What you will do |
Reproduce each line of the material precisely.

(Stored data)
■ ■ ■ ■ ■

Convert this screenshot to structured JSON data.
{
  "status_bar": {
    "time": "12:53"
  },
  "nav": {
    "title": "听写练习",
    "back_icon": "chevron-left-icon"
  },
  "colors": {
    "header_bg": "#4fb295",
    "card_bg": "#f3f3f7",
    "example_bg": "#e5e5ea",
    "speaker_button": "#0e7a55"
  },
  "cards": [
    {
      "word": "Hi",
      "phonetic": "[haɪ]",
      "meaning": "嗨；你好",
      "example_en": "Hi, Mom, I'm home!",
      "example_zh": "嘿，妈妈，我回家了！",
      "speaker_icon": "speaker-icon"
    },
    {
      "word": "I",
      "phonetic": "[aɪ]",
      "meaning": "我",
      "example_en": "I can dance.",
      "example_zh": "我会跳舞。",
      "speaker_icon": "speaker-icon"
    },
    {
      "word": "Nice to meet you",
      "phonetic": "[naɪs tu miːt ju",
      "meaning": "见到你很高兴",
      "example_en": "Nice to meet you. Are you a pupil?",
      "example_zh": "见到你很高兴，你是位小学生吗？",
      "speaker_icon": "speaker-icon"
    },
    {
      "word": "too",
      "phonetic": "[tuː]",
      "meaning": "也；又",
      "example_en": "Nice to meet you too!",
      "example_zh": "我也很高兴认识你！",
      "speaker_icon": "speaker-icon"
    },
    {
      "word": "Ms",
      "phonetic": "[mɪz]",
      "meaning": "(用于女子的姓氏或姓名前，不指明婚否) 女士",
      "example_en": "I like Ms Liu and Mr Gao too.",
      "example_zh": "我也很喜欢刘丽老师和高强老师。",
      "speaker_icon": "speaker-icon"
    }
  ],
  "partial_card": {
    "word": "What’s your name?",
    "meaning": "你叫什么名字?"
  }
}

■ ■ ■ ■ ■

Exercise response |
Convert this screenshot to structured JSON data.
{
  "status_bar": {
    "time": "12:53"
  },
  "nav": {
    "title": "听写练习",
    "back_icon": "chevron-left-icon"
  },
  "colors": {
    "header_bg": "#4fb295",
    "card_bg": "#f3f3f7",
    "example_bg": "#e5e5ea",
    "speaker_button": "#0e7a55"
  },
  "cards": [
    {
      "word": "Hi",
      "phonetic": "[haɪ]",
      "meaning": "嗨；你好",
      "example_en": "Hi, Mom, I'm home!",
      "example_zh": "嘿，妈妈，我回家了！",
      "speaker_icon": "speaker-icon"
    },
    {
      "word": "I",
      "phonetic": "[aɪ]",
      "meaning": "我",
      "example_en": "I can dance.",
      "example_zh": "我会跳舞。",
      "speaker_icon": "speaker-icon"
    },
    {
      "word": "Nice to meet you",
      "phonetic": "[naɪs tu miːt ju",
      "meaning": "见到你很高兴",
      "example_en": "Nice to meet you. Are you a pupil?",
      "example_zh": "见到你很高兴，你是位小学生吗？",
      "speaker_icon": "speaker-icon"
    },
    {
      "word": "too",
      "phonetic": "[tuː]",
      "meaning": "也；又",
      "example_en": "Nice to meet you too!",
      "example_zh": "我也很高兴认识你！",
      "speaker_icon": "speaker-icon"
    },
    {
      "word": "Ms",
      "phonetic": "[mɪz]",
      "meaning": "(用于女子的姓氏或姓名前，不指明婚否) 女士",
      "example_en": "I like Ms Liu and Mr Gao too.",
      "example_zh": "我也很喜欢刘丽老师和高强老师。",
      "speaker_icon": "speaker-icon"
    }
  ],
  "partial_card": {
    "word": "What’s your name?",
    "meaning": "你叫什么名字?"
  }
}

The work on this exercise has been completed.